→ PROBLEM TO SOLVE
The records below must be output exactly, without pictures.
begin
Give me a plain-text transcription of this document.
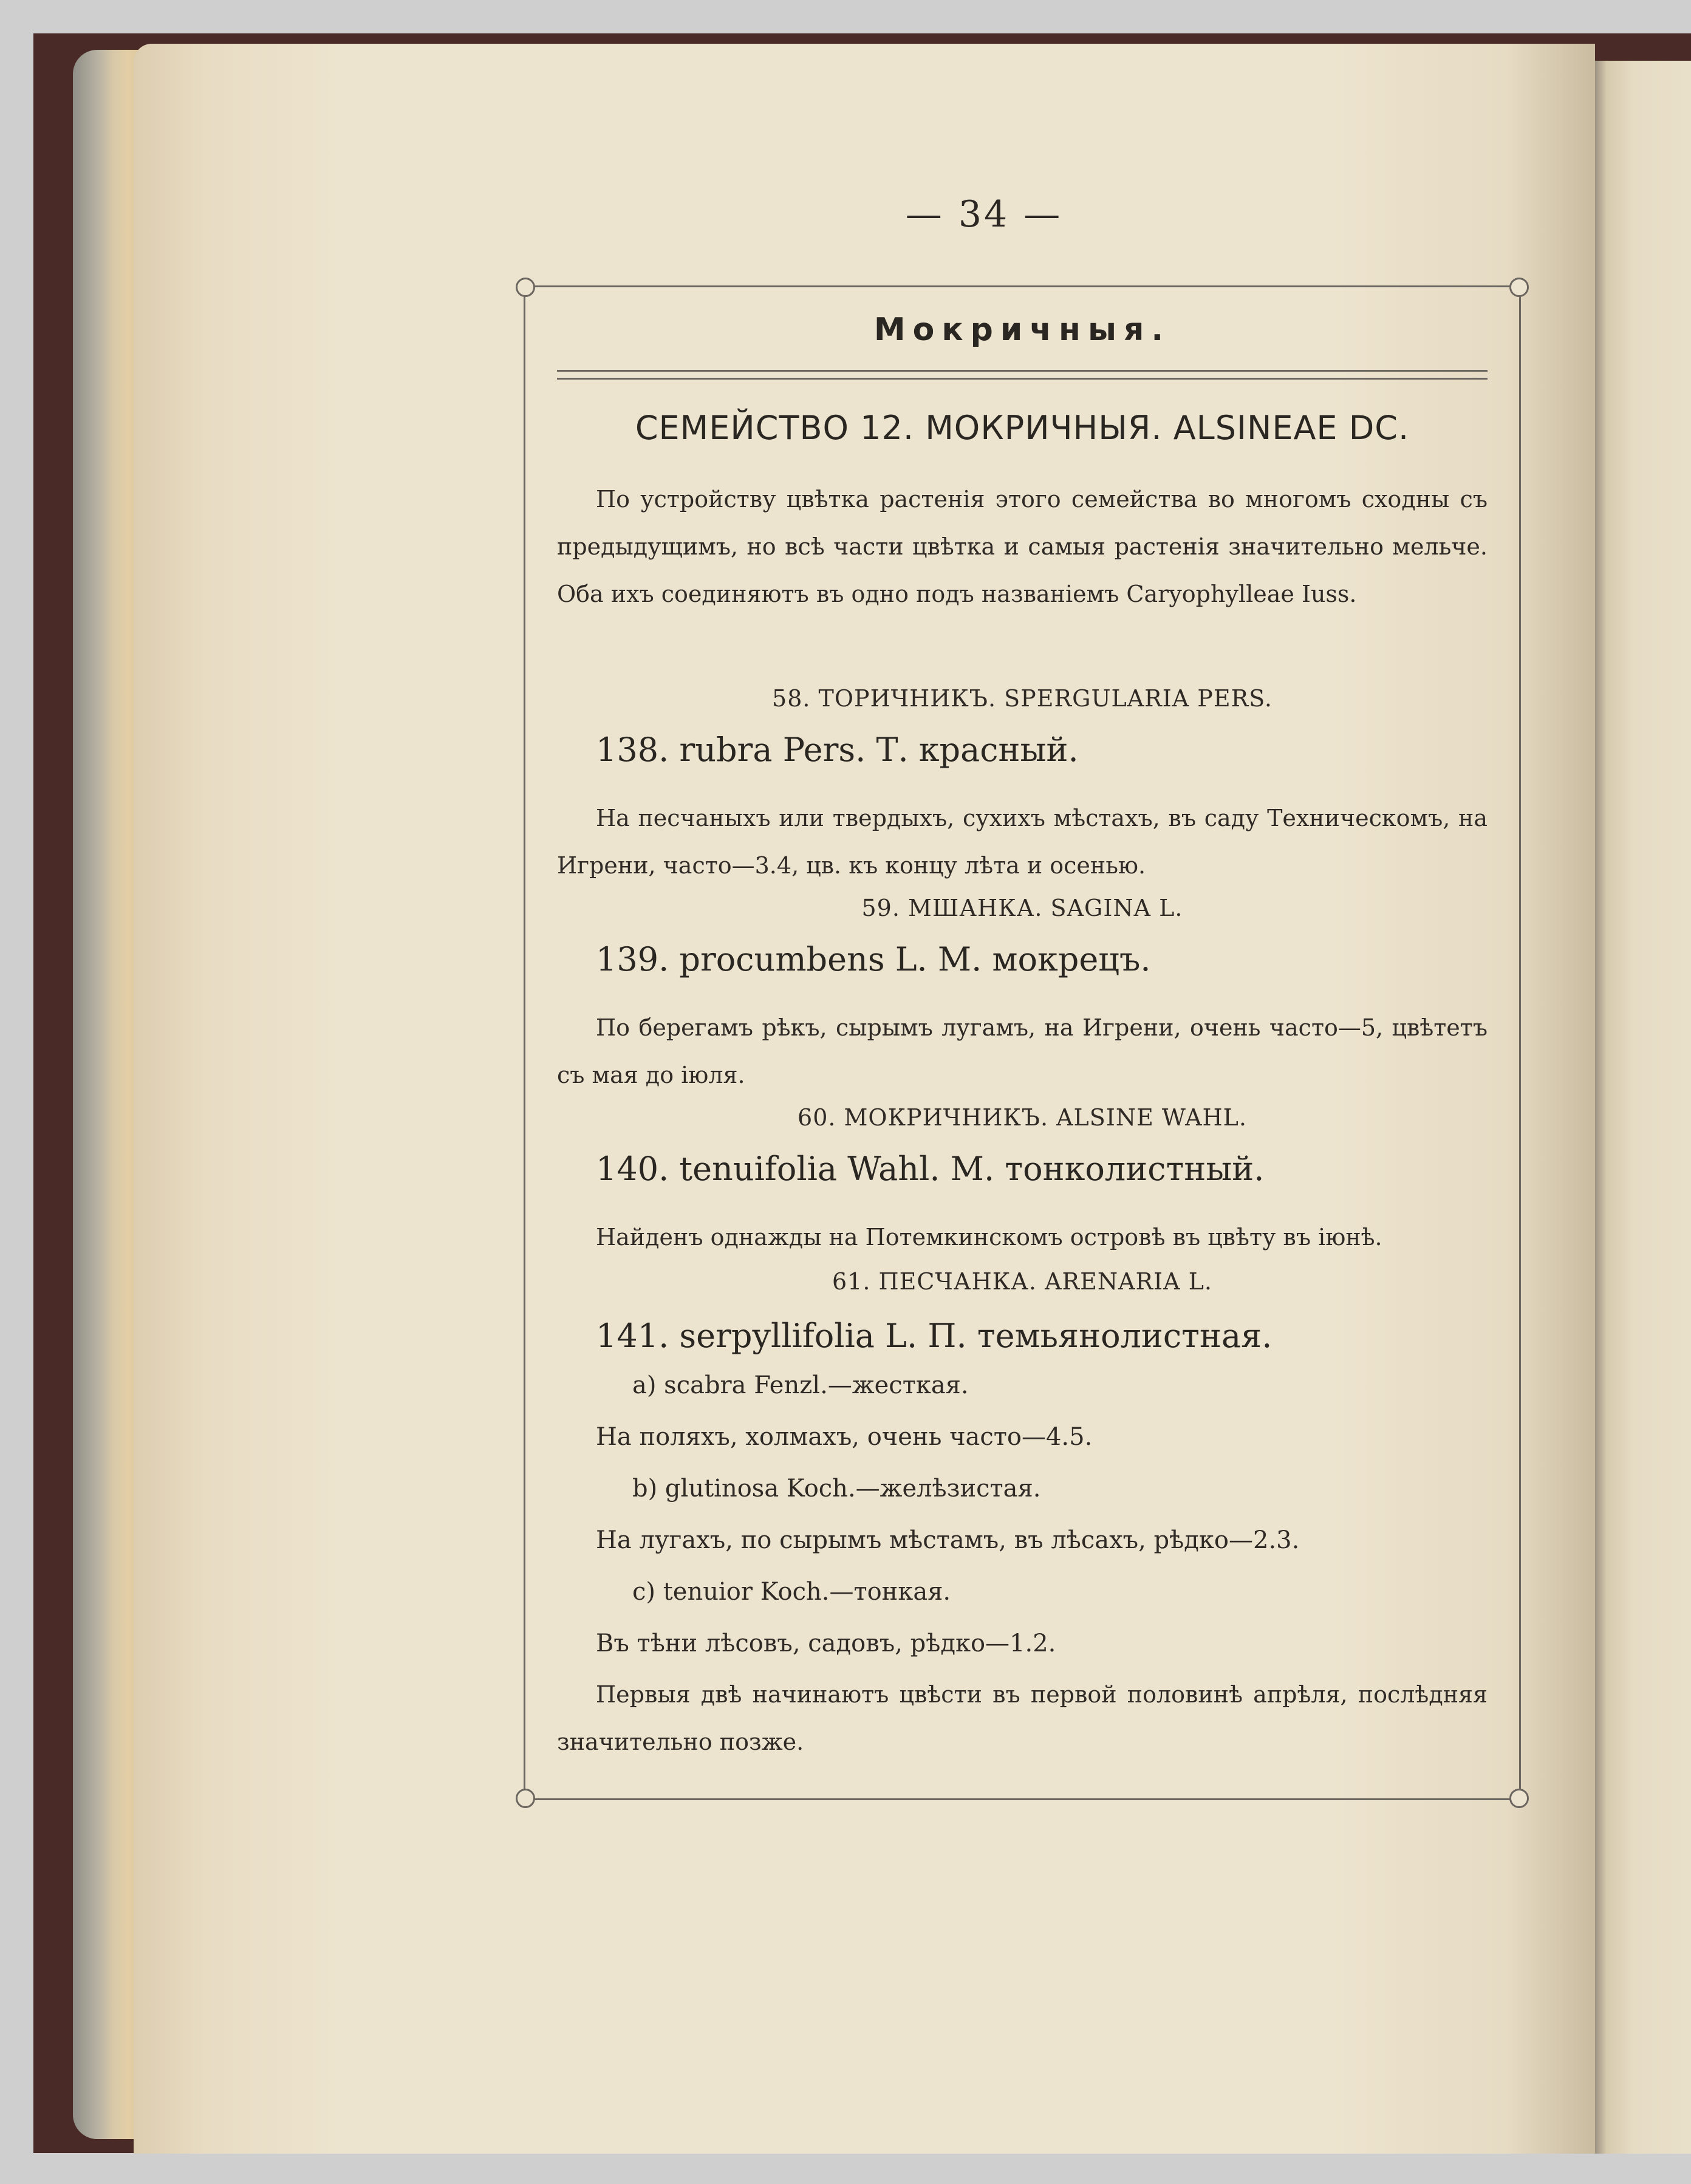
— 34 —
Мокричныя.
СЕМЕЙСТВО 12. МОКРИЧНЫЯ. ALSINEAE DC.
По устройству цвѣтка растенія этого семейства во многомъ сходны съ предыдущимъ, но всѣ части цвѣтка и самыя растенія значительно мельче. Оба ихъ соединяютъ въ одно подъ названіемъ Caryophylleae Iuss.
58. ТОРИЧНИКЪ. SPERGULARIA PERS.
138. rubra Pers. Т. красный.
На песчаныхъ или твердыхъ, сухихъ мѣстахъ, въ саду Техническомъ, на Игрени, часто—3.4, цв. къ концу лѣта и осенью.
59. МШАНКА. SAGINA L.
139. procumbens L. М. мокрецъ.
По берегамъ рѣкъ, сырымъ лугамъ, на Игрени, очень часто—5, цвѣтетъ съ мая до іюля.
60. МОКРИЧНИКЪ. ALSINE WAHL.
140. tenuifolia Wahl. М. тонколистный.
Найденъ однажды на Потемкинскомъ островѣ въ цвѣту въ іюнѣ.
61. ПЕСЧАНКА. ARENARIA L.
141. serpyllifolia L. П. темьянолистная.
a) scabra Fenzl.—жесткая.
На поляхъ, холмахъ, очень часто—4.5.
b) glutinosa Koch.—желѣзистая.
На лугахъ, по сырымъ мѣстамъ, въ лѣсахъ, рѣдко—2.3.
c) tenuior Koch.—тонкая.
Въ тѣни лѣсовъ, садовъ, рѣдко—1.2.
Первыя двѣ начинаютъ цвѣсти въ первой половинѣ апрѣля, послѣдняя значительно позже.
end
→ SOLUTION TO THE PROBLEM
Give me a plain-text transcription of this document.
— 34 —
Мокричныя.
СЕМЕЙСТВО 12. МОКРИЧНЫЯ. ALSINEAE DC.
По устройству цвѣтка растенія этого семейства во многомъ сходны съ предыдущимъ, но всѣ части цвѣтка и самыя растенія значительно мельче. Оба ихъ соединяютъ въ одно подъ названіемъ Caryophylleae Iuss.
58. ТОРИЧНИКЪ. SPERGULARIA PERS.
138. rubra Pers. Т. красный.
На песчаныхъ или твердыхъ, сухихъ мѣстахъ, въ саду Техническомъ, на Игрени, часто—3.4, цв. къ концу лѣта и осенью.
59. МШАНКА. SAGINA L.
139. procumbens L. М. мокрецъ.
По берегамъ рѣкъ, сырымъ лугамъ, на Игрени, очень часто—5, цвѣтетъ съ мая до іюля.
60. МОКРИЧНИКЪ. ALSINE WAHL.
140. tenuifolia Wahl. М. тонколистный.
Найденъ однажды на Потемкинскомъ островѣ въ цвѣту въ іюнѣ.
61. ПЕСЧАНКА. ARENARIA L.
141. serpyllifolia L. П. темьянолистная.
a) scabra Fenzl.—жесткая.
На поляхъ, холмахъ, очень часто—4.5.
b) glutinosa Koch.—желѣзистая.
На лугахъ, по сырымъ мѣстамъ, въ лѣсахъ, рѣдко—2.3.
c) tenuior Koch.—тонкая.
Въ тѣни лѣсовъ, садовъ, рѣдко—1.2.
Первыя двѣ начинаютъ цвѣсти въ первой половинѣ апрѣля, послѣдняя значительно позже.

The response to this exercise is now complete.